(Records from a data collection)
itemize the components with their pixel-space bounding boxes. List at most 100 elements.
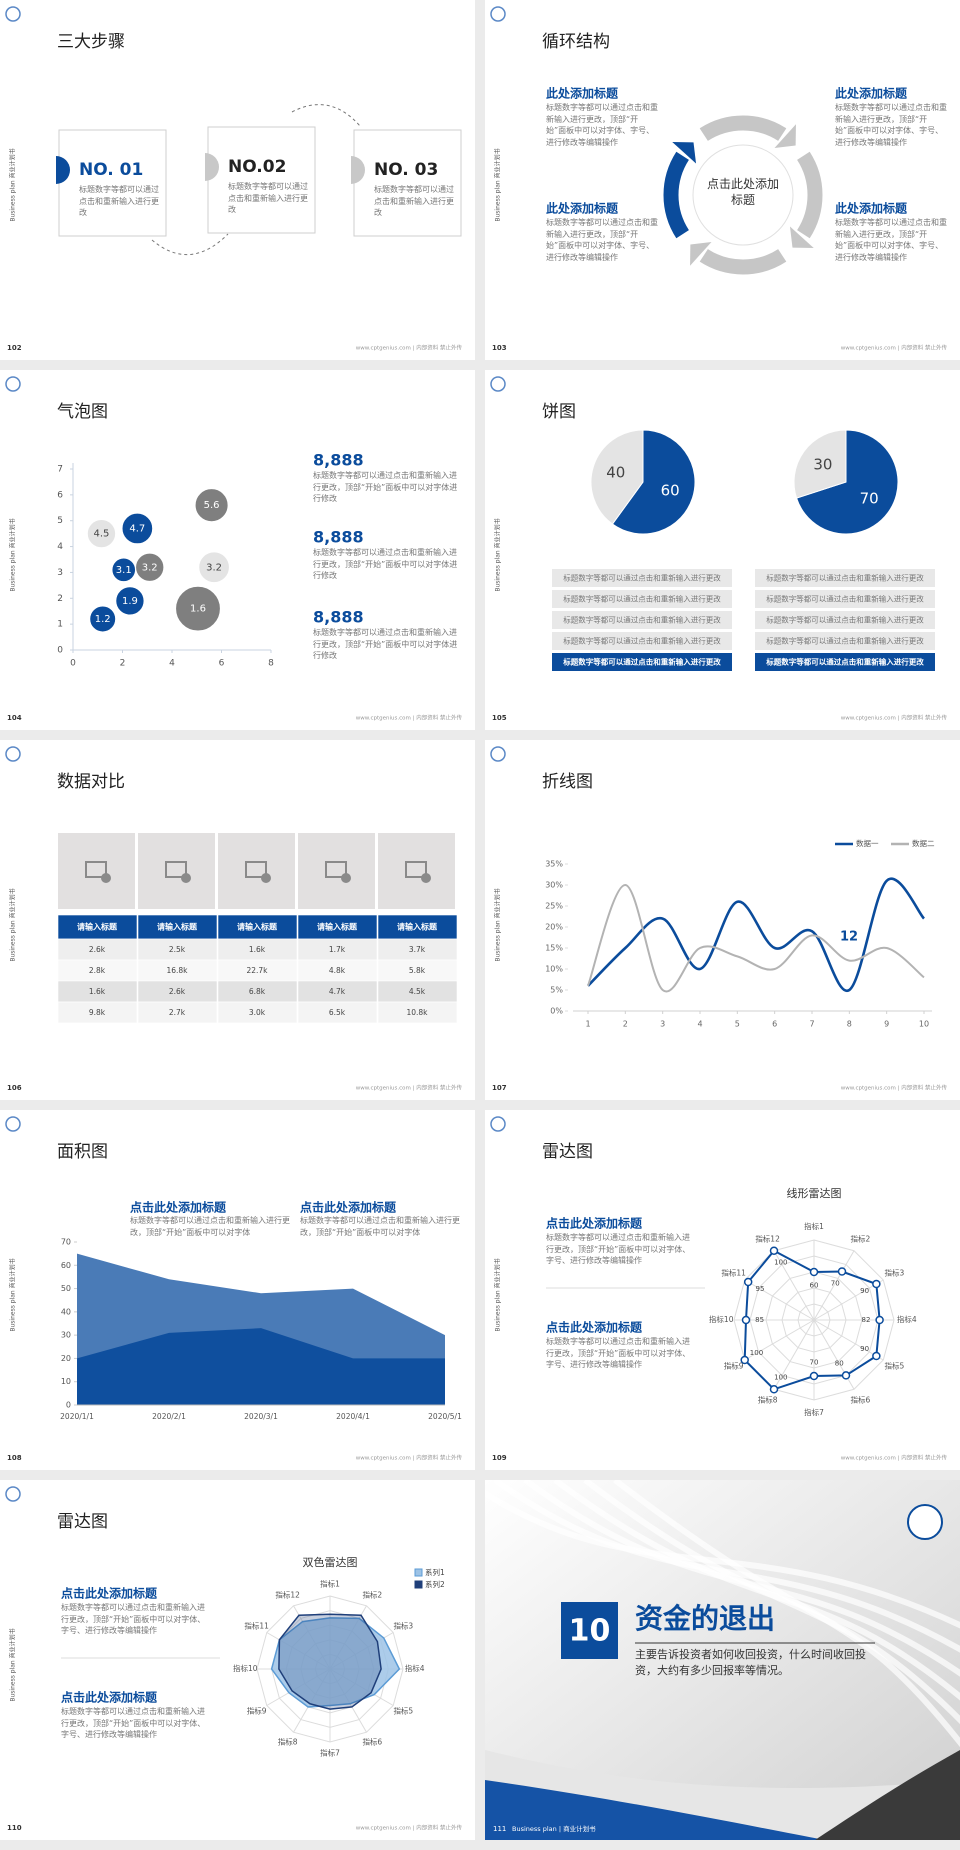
list-text: 标题数字等都可以通过点击和重新输入进行更改 (563, 573, 721, 583)
image-icon (421, 873, 431, 883)
side-text: Business plan 商业计划书 (9, 518, 17, 591)
block-heading: 点击此处添加标题 (546, 1320, 643, 1335)
table-value: 3.7k (409, 945, 426, 954)
bubble-label: 1.2 (95, 614, 111, 625)
block-text: 标题数字等都可以通过点击和重新输入进行更改，顶部“开始”面板中可以对字体进行修改 (313, 548, 458, 581)
block-heading: 8,888 (313, 528, 364, 547)
value-label: 90 (860, 1345, 869, 1353)
cover-text: 主要告诉投资者如何收回投资，什么时间收回投资，大约有多少回报率等情况。 (635, 1648, 866, 1677)
radar-axis-label: 指标5 (884, 1360, 904, 1370)
slide: 10 资金的退出主要告诉投资者如何收回投资，什么时间收回投资，大约有多少回报率等情… (485, 1480, 960, 1840)
cycle-arrow (699, 115, 787, 142)
list-row (552, 632, 732, 650)
list-text: 标题数字等都可以通过点击和重新输入进行更改 (765, 657, 924, 667)
radar-axis-label: 指标11 (244, 1621, 269, 1631)
radar-axis-label: 指标4 (897, 1314, 917, 1324)
block-text-box: 标题数字等都可以通过点击和重新输入进行更改，顶部“开始”面板中可以对字体、字号、… (61, 1707, 205, 1739)
image-icon (341, 873, 351, 883)
logo (490, 1116, 506, 1132)
y-tick-label: 40 (61, 1307, 71, 1316)
radar-point (841, 1371, 851, 1380)
block-text: 标题数字等都可以通过点击和重新输入进行更改，顶部“开始”面板中可以对字体、字号、… (835, 218, 947, 262)
image-icon (101, 873, 111, 883)
slide-title: 三大步骤 (57, 32, 125, 52)
cycle-center-text-box: 点击此处添加标题 (707, 177, 779, 207)
page-number: 102 (7, 344, 22, 352)
table-header: 请输入标题 (157, 922, 198, 932)
list-row (755, 653, 935, 671)
table-value: 1.6k (249, 945, 266, 954)
bubble (194, 488, 229, 523)
slide-background (485, 740, 960, 1100)
logo (490, 376, 506, 392)
radar-point (809, 1371, 819, 1381)
block-text: 标题数字等都可以通过点击和重新输入进行更改，顶部“开始”面板中可以对字体、字号、… (546, 218, 658, 262)
pie-label: 40 (606, 464, 625, 482)
side-text: Business plan 商业计划书 (494, 148, 502, 221)
value-label: 82 (862, 1316, 871, 1324)
cover-corner (815, 1750, 960, 1840)
radar-point (809, 1267, 819, 1277)
slide: 循环结构 103 Business plan 商业计划书 www.cptgenius.… (485, 0, 960, 360)
bubble-label: 3.2 (142, 562, 158, 573)
page-number: 109 (492, 1454, 507, 1462)
table-value: 16.8k (166, 966, 188, 975)
image-placeholder (378, 833, 455, 909)
step-box (58, 129, 167, 237)
radar-axis-label: 指标7 (320, 1748, 340, 1758)
table-value: 2.6k (169, 987, 186, 996)
x-tick-label: 5 (735, 1020, 740, 1029)
legend-label: 数据二 (912, 838, 935, 848)
step-marker (205, 153, 219, 181)
slide-title: 饼图 (542, 402, 576, 422)
image-icon (245, 861, 267, 878)
radar-axis-label: 指标6 (362, 1736, 382, 1746)
x-tick-label: 4 (169, 659, 175, 669)
table-header: 请输入标题 (397, 922, 438, 932)
bubble-label: 1.9 (122, 596, 138, 607)
slide-background (485, 1110, 960, 1470)
cover-swoosh (613, 1480, 960, 1748)
radar-axis-label: 指标9 (724, 1360, 744, 1370)
cycle-arrow (663, 151, 690, 239)
block-heading: 点击此处添加标题 (61, 1586, 158, 1601)
list-row (755, 611, 935, 629)
x-tick-label: 6 (772, 1020, 777, 1029)
badge-number: 10 (569, 1614, 611, 1649)
list-text: 标题数字等都可以通过点击和重新输入进行更改 (563, 636, 721, 646)
bubble (175, 585, 221, 632)
slide: 三大步骤 102 Business plan 商业计划书 www.cptgenius.… (0, 0, 475, 360)
block-text-box: 标题数字等都可以通过点击和重新输入进行更改，顶部“开始”面板中可以对字体 (300, 1216, 460, 1237)
list-row (755, 632, 935, 650)
footer-text: www.cptgenius.com | 内部资料 禁止外传 (841, 714, 948, 722)
radar-spoke (813, 1250, 855, 1321)
image-icon (165, 861, 187, 878)
footer-text: www.cptgenius.com | 内部资料 禁止外传 (841, 1454, 948, 1462)
bubble-label: 3.2 (206, 562, 222, 573)
block-heading: 此处添加标题 (546, 86, 619, 101)
value-label: 100 (750, 1349, 763, 1357)
pie-label: 60 (661, 481, 680, 499)
table-value: 5.8k (409, 966, 426, 975)
pie-slice (611, 429, 696, 535)
radar-axis-label: 指标9 (247, 1705, 267, 1715)
x-tick-label: 2020/2/1 (152, 1412, 186, 1421)
footer-text: www.cptgenius.com | 内部资料 禁止外传 (356, 1084, 463, 1092)
x-tick-label: 8 (268, 659, 274, 669)
block-text-box: 标题数字等都可以通过点击和重新输入进行更改，顶部“开始”面板中可以对字体、字号、… (546, 103, 658, 147)
cover-title: 资金的退出 (635, 1602, 775, 1635)
y-tick-label: 25% (545, 902, 563, 911)
value-label: 85 (755, 1316, 764, 1324)
table-header: 请输入标题 (237, 922, 278, 932)
y-tick-label: 15% (545, 944, 563, 953)
table-header-cell (297, 914, 378, 940)
x-tick-label: 2020/3/1 (244, 1412, 278, 1421)
logo (5, 1116, 21, 1132)
step-marker (56, 156, 70, 184)
y-tick-label: 35% (545, 860, 563, 869)
legend-label: 系列1 (425, 1567, 445, 1577)
image-icon (181, 873, 191, 883)
block-text-box: 标题数字等都可以通过点击和重新输入进行更改，顶部“开始”面板中可以对字体进行修改 (313, 548, 458, 581)
block-heading: 点击此处添加标题 (130, 1200, 227, 1215)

▸ What to work on:
Copy all of the data above line by line, without any changes, and omit the pictures from your answer.

▸ Response to this task:
itemize the components with their pixel-space bounding boxes. List at most 100 elements.
list-text: 标题数字等都可以通过点击和重新输入进行更改 (563, 573, 721, 583)
image-icon (421, 873, 431, 883)
side-text: Business plan 商业计划书 (9, 518, 17, 591)
block-heading: 点击此处添加标题 (546, 1320, 643, 1335)
table-value: 3.7k (409, 945, 426, 954)
bubble-label: 1.2 (95, 614, 111, 625)
block-text: 标题数字等都可以通过点击和重新输入进行更改，顶部“开始”面板中可以对字体进行修改 (313, 548, 458, 581)
block-heading: 8,888 (313, 528, 364, 547)
value-label: 90 (860, 1345, 869, 1353)
cover-text: 主要告诉投资者如何收回投资，什么时间收回投资，大约有多少回报率等情况。 (635, 1648, 866, 1677)
radar-axis-label: 指标5 (884, 1360, 904, 1370)
slide: 10 资金的退出主要告诉投资者如何收回投资，什么时间收回投资，大约有多少回报率等情… (485, 1480, 960, 1840)
cycle-arrow (699, 115, 787, 142)
list-row (552, 632, 732, 650)
list-text: 标题数字等都可以通过点击和重新输入进行更改 (765, 657, 924, 667)
radar-axis-label: 指标11 (244, 1621, 269, 1631)
radar-axis-label: 指标4 (897, 1314, 917, 1324)
block-text-box: 标题数字等都可以通过点击和重新输入进行更改，顶部“开始”面板中可以对字体、字号、… (61, 1707, 205, 1739)
image-icon (341, 873, 351, 883)
logo (490, 1116, 506, 1132)
y-tick-label: 40 (61, 1307, 71, 1316)
radar-point (841, 1371, 851, 1380)
block-text: 标题数字等都可以通过点击和重新输入进行更改，顶部“开始”面板中可以对字体、字号、… (835, 218, 947, 262)
image-icon (101, 873, 111, 883)
slide-title: 三大步骤 (57, 32, 125, 52)
cycle-center-text-box: 点击此处添加标题 (707, 177, 779, 207)
page-number: 102 (7, 344, 22, 352)
table-header: 请输入标题 (157, 922, 198, 932)
list-row (755, 653, 935, 671)
table-value: 1.6k (249, 945, 266, 954)
bubble (194, 488, 229, 523)
slide-background (485, 740, 960, 1100)
logo (490, 376, 506, 392)
radar-point (809, 1371, 819, 1381)
block-text: 标题数字等都可以通过点击和重新输入进行更改，顶部“开始”面板中可以对字体、字号、… (546, 218, 658, 262)
pie-label: 40 (606, 464, 625, 482)
side-text: Business plan 商业计划书 (494, 148, 502, 221)
value-label: 82 (862, 1316, 871, 1324)
cover-corner (815, 1750, 960, 1840)
radar-point (809, 1267, 819, 1277)
slide: 循环结构 103 Business plan 商业计划书 www.cptgenius.… (485, 0, 960, 360)
bubble-label: 3.2 (142, 562, 158, 573)
page-number: 109 (492, 1454, 507, 1462)
table-value: 16.8k (166, 966, 188, 975)
image-placeholder (378, 833, 455, 909)
step-box (58, 129, 167, 237)
radar-axis-label: 指标7 (320, 1748, 340, 1758)
table-value: 2.6k (169, 987, 186, 996)
x-tick-label: 5 (735, 1020, 740, 1029)
legend-label: 数据二 (912, 838, 935, 848)
step-marker (205, 153, 219, 181)
slide-title: 饼图 (542, 402, 576, 422)
image-icon (245, 861, 267, 878)
radar-axis-label: 指标6 (362, 1736, 382, 1746)
x-tick-label: 4 (169, 659, 175, 669)
table-header: 请输入标题 (397, 922, 438, 932)
bubble-label: 1.9 (122, 596, 138, 607)
slide-background (485, 1110, 960, 1470)
cover-swoosh (613, 1480, 960, 1748)
radar-axis-label: 指标9 (724, 1360, 744, 1370)
cycle-arrow (663, 151, 690, 239)
block-heading: 点击此处添加标题 (61, 1586, 158, 1601)
list-row (755, 611, 935, 629)
x-tick-label: 6 (772, 1020, 777, 1029)
badge-number: 10 (569, 1614, 611, 1649)
list-text: 标题数字等都可以通过点击和重新输入进行更改 (563, 636, 721, 646)
bubble (175, 585, 221, 632)
slide: 三大步骤 102 Business plan 商业计划书 www.cptgenius.… (0, 0, 475, 360)
block-text-box: 标题数字等都可以通过点击和重新输入进行更改，顶部“开始”面板中可以对字体 (300, 1216, 460, 1237)
list-row (755, 632, 935, 650)
footer-text: www.cptgenius.com | 内部资料 禁止外传 (841, 714, 948, 722)
radar-spoke (813, 1250, 855, 1321)
image-icon (165, 861, 187, 878)
footer-text: www.cptgenius.com | 内部资料 禁止外传 (841, 1454, 948, 1462)
bubble-label: 3.2 (206, 562, 222, 573)
block-heading: 此处添加标题 (546, 86, 619, 101)
value-label: 100 (750, 1349, 763, 1357)
pie-label: 60 (661, 481, 680, 499)
table-value: 5.8k (409, 966, 426, 975)
pie-slice (611, 429, 696, 535)
radar-axis-label: 指标9 (247, 1705, 267, 1715)
x-tick-label: 2020/2/1 (152, 1412, 186, 1421)
footer-text: www.cptgenius.com | 内部资料 禁止外传 (356, 1084, 463, 1092)
x-tick-label: 8 (268, 659, 274, 669)
block-text-box: 标题数字等都可以通过点击和重新输入进行更改，顶部“开始”面板中可以对字体、字号、… (546, 103, 658, 147)
cover-title: 资金的退出 (635, 1602, 775, 1635)
y-tick-label: 25% (545, 902, 563, 911)
value-label: 85 (755, 1316, 764, 1324)
table-header: 请输入标题 (237, 922, 278, 932)
y-tick-label: 15% (545, 944, 563, 953)
table-header-cell (297, 914, 378, 940)
x-tick-label: 2020/3/1 (244, 1412, 278, 1421)
logo (5, 1116, 21, 1132)
step-marker (56, 156, 70, 184)
y-tick-label: 35% (545, 860, 563, 869)
legend-label: 系列1 (425, 1567, 445, 1577)
image-icon (181, 873, 191, 883)
block-text-box: 标题数字等都可以通过点击和重新输入进行更改，顶部“开始”面板中可以对字体进行修改 (313, 548, 458, 581)
block-heading: 点击此处添加标题 (130, 1200, 227, 1215)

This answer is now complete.